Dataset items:
"""

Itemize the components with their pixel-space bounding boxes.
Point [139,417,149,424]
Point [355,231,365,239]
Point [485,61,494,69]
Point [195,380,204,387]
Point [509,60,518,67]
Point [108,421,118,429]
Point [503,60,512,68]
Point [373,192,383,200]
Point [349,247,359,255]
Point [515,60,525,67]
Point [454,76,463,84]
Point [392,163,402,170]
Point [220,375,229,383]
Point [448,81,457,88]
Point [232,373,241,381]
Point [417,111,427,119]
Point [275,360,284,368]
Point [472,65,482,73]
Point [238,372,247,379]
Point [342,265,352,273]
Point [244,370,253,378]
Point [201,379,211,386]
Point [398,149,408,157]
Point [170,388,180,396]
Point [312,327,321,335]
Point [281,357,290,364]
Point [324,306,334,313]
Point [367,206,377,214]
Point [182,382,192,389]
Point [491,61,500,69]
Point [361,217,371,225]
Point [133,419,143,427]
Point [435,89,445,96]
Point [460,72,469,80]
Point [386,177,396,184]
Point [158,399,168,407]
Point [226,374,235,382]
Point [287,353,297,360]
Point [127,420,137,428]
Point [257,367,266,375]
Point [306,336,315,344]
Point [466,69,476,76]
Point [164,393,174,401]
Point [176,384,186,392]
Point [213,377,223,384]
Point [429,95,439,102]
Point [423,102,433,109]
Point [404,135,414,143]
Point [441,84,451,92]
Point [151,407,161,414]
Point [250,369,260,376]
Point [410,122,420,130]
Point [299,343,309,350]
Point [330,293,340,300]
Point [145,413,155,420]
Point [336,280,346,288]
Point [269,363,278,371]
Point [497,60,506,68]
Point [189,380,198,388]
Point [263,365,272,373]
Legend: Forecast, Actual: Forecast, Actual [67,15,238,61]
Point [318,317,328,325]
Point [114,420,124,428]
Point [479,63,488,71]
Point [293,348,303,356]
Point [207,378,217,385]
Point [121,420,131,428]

"""

| TASK INSTRUCTIONS |
Could you rewrite the records above, changing every "Point" to "Marker" and leaving everything else as it is?

| WRITTEN ANSWER |
Itemize the components with their pixel-space bounding boxes.
Marker [139,417,149,424]
Marker [355,231,365,239]
Marker [485,61,494,69]
Marker [195,380,204,387]
Marker [509,60,518,67]
Marker [108,421,118,429]
Marker [503,60,512,68]
Marker [373,192,383,200]
Marker [349,247,359,255]
Marker [515,60,525,67]
Marker [454,76,463,84]
Marker [392,163,402,170]
Marker [220,375,229,383]
Marker [448,81,457,88]
Marker [232,373,241,381]
Marker [417,111,427,119]
Marker [275,360,284,368]
Marker [472,65,482,73]
Marker [238,372,247,379]
Marker [342,265,352,273]
Marker [244,370,253,378]
Marker [201,379,211,386]
Marker [398,149,408,157]
Marker [170,388,180,396]
Marker [312,327,321,335]
Marker [281,357,290,364]
Marker [324,306,334,313]
Marker [367,206,377,214]
Marker [182,382,192,389]
Marker [491,61,500,69]
Marker [361,217,371,225]
Marker [133,419,143,427]
Marker [435,89,445,96]
Marker [460,72,469,80]
Marker [386,177,396,184]
Marker [158,399,168,407]
Marker [226,374,235,382]
Marker [287,353,297,360]
Marker [127,420,137,428]
Marker [257,367,266,375]
Marker [306,336,315,344]
Marker [466,69,476,76]
Marker [164,393,174,401]
Marker [176,384,186,392]
Marker [213,377,223,384]
Marker [429,95,439,102]
Marker [423,102,433,109]
Marker [404,135,414,143]
Marker [441,84,451,92]
Marker [151,407,161,414]
Marker [250,369,260,376]
Marker [410,122,420,130]
Marker [299,343,309,350]
Marker [330,293,340,300]
Marker [145,413,155,420]
Marker [336,280,346,288]
Marker [269,363,278,371]
Marker [497,60,506,68]
Marker [189,380,198,388]
Marker [263,365,272,373]
Legend: Forecast, Actual: Forecast, Actual [67,15,238,61]
Marker [318,317,328,325]
Marker [114,420,124,428]
Marker [479,63,488,71]
Marker [293,348,303,356]
Marker [207,378,217,385]
Marker [121,420,131,428]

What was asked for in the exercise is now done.